SUPPLIED ENTRIES:
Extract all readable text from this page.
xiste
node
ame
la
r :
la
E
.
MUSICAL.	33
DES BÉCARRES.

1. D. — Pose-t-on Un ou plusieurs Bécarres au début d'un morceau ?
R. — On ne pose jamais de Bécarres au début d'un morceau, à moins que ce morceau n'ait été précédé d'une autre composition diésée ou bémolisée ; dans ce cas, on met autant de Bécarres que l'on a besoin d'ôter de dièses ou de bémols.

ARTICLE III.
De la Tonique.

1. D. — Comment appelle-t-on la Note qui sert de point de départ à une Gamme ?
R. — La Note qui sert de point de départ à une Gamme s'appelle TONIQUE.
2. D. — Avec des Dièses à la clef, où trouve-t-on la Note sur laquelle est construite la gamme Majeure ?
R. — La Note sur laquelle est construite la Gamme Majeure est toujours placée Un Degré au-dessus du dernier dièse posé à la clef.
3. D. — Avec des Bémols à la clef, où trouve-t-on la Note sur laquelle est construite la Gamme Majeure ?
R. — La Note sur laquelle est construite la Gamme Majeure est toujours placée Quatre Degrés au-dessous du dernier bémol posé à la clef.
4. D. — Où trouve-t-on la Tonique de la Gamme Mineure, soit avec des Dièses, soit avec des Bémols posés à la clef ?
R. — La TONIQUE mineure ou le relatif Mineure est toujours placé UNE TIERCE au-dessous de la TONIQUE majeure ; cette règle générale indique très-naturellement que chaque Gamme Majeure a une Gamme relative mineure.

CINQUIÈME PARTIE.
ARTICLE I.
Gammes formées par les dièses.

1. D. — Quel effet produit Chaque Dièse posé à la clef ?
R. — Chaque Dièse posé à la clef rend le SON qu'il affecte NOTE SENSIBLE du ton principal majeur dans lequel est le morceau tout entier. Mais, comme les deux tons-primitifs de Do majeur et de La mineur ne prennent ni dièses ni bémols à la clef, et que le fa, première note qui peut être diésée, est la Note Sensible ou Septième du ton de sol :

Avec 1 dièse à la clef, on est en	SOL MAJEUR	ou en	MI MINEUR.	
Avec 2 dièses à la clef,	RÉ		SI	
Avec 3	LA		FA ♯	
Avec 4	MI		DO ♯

STATED GOAL:
Print all of the entries again, exactly as written.

RESPONSE TO THE EXERCISE:
Extract all readable text from this page.
xiste
node
ame
la
r :
la
E
.
MUSICAL.	33
DES BÉCARRES.

1. D. — Pose-t-on Un ou plusieurs Bécarres au début d'un morceau ?
R. — On ne pose jamais de Bécarres au début d'un morceau, à moins que ce morceau n'ait été précédé d'une autre composition diésée ou bémolisée ; dans ce cas, on met autant de Bécarres que l'on a besoin d'ôter de dièses ou de bémols.

ARTICLE III.
De la Tonique.

1. D. — Comment appelle-t-on la Note qui sert de point de départ à une Gamme ?
R. — La Note qui sert de point de départ à une Gamme s'appelle TONIQUE.
2. D. — Avec des Dièses à la clef, où trouve-t-on la Note sur laquelle est construite la gamme Majeure ?
R. — La Note sur laquelle est construite la Gamme Majeure est toujours placée Un Degré au-dessus du dernier dièse posé à la clef.
3. D. — Avec des Bémols à la clef, où trouve-t-on la Note sur laquelle est construite la Gamme Majeure ?
R. — La Note sur laquelle est construite la Gamme Majeure est toujours placée Quatre Degrés au-dessous du dernier bémol posé à la clef.
4. D. — Où trouve-t-on la Tonique de la Gamme Mineure, soit avec des Dièses, soit avec des Bémols posés à la clef ?
R. — La TONIQUE mineure ou le relatif Mineure est toujours placé UNE TIERCE au-dessous de la TONIQUE majeure ; cette règle générale indique très-naturellement que chaque Gamme Majeure a une Gamme relative mineure.

CINQUIÈME PARTIE.
ARTICLE I.
Gammes formées par les dièses.

1. D. — Quel effet produit Chaque Dièse posé à la clef ?
R. — Chaque Dièse posé à la clef rend le SON qu'il affecte NOTE SENSIBLE du ton principal majeur dans lequel est le morceau tout entier. Mais, comme les deux tons-primitifs de Do majeur et de La mineur ne prennent ni dièses ni bémols à la clef, et que le fa, première note qui peut être diésée, est la Note Sensible ou Septième du ton de sol :

Avec 1 dièse à la clef, on est en	SOL MAJEUR	ou en	MI MINEUR.	
Avec 2 dièses à la clef,	RÉ		SI	
Avec 3	LA		FA ♯	
Avec 4	MI		DO ♯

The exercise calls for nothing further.